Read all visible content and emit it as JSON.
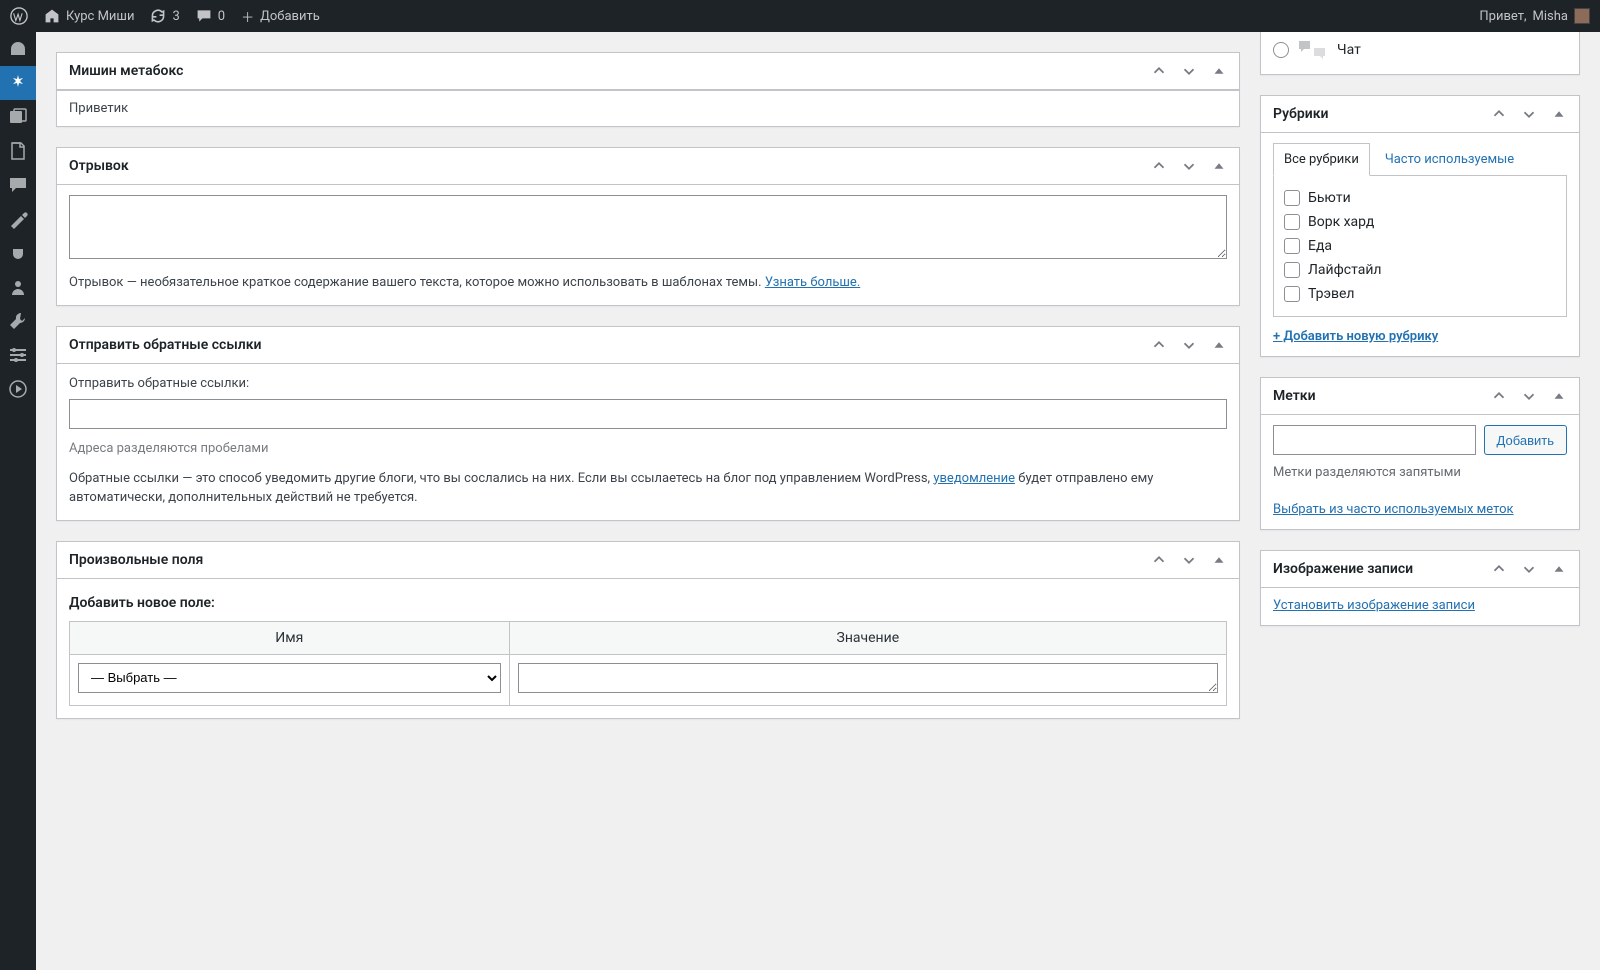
{
  "adminbar": {
    "site_name": "Курс Миши",
    "updates_count": "3",
    "comments_count": "0",
    "add_new": "Добавить",
    "howdy": "Привет,",
    "username": "Misha"
  },
  "metabox_mishin": {
    "title": "Мишин метабокс",
    "content": "Приветик"
  },
  "metabox_excerpt": {
    "title": "Отрывок",
    "value": "",
    "desc_prefix": "Отрывок — необязательное краткое содержание вашего текста, которое можно использовать в шаблонах темы. ",
    "learn_more": "Узнать больше."
  },
  "metabox_trackbacks": {
    "title": "Отправить обратные ссылки",
    "label": "Отправить обратные ссылки:",
    "value": "",
    "separator_desc": "Адреса разделяются пробелами",
    "desc_prefix": "Обратные ссылки — это способ уведомить другие блоги, что вы сослались на них. Если вы ссылаетесь на блог под управлением WordPress, ",
    "link_word": "уведомление",
    "desc_suffix": " будет отправлено ему автоматически, дополнительных действий не требуется."
  },
  "metabox_customfields": {
    "title": "Произвольные поля",
    "heading": "Добавить новое поле:",
    "col_name": "Имя",
    "col_value": "Значение",
    "select_placeholder": "— Выбрать —"
  },
  "side_chat": {
    "label": "Чат"
  },
  "side_categories": {
    "title": "Рубрики",
    "tab_all": "Все рубрики",
    "tab_popular": "Часто используемые",
    "items": [
      "Бьюти",
      "Ворк хард",
      "Еда",
      "Лайфстайл",
      "Трэвел"
    ],
    "add_new": "+ Добавить новую рубрику"
  },
  "side_tags": {
    "title": "Метки",
    "button": "Добавить",
    "desc": "Метки разделяются запятыми",
    "popular_link": "Выбрать из часто используемых меток"
  },
  "side_featured": {
    "title": "Изображение записи",
    "link": "Установить изображение записи"
  }
}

#### Short exercise:
For the string "title", count the lines of the entries above that include it; answer with the number only.

#### Answer to the exercise:
7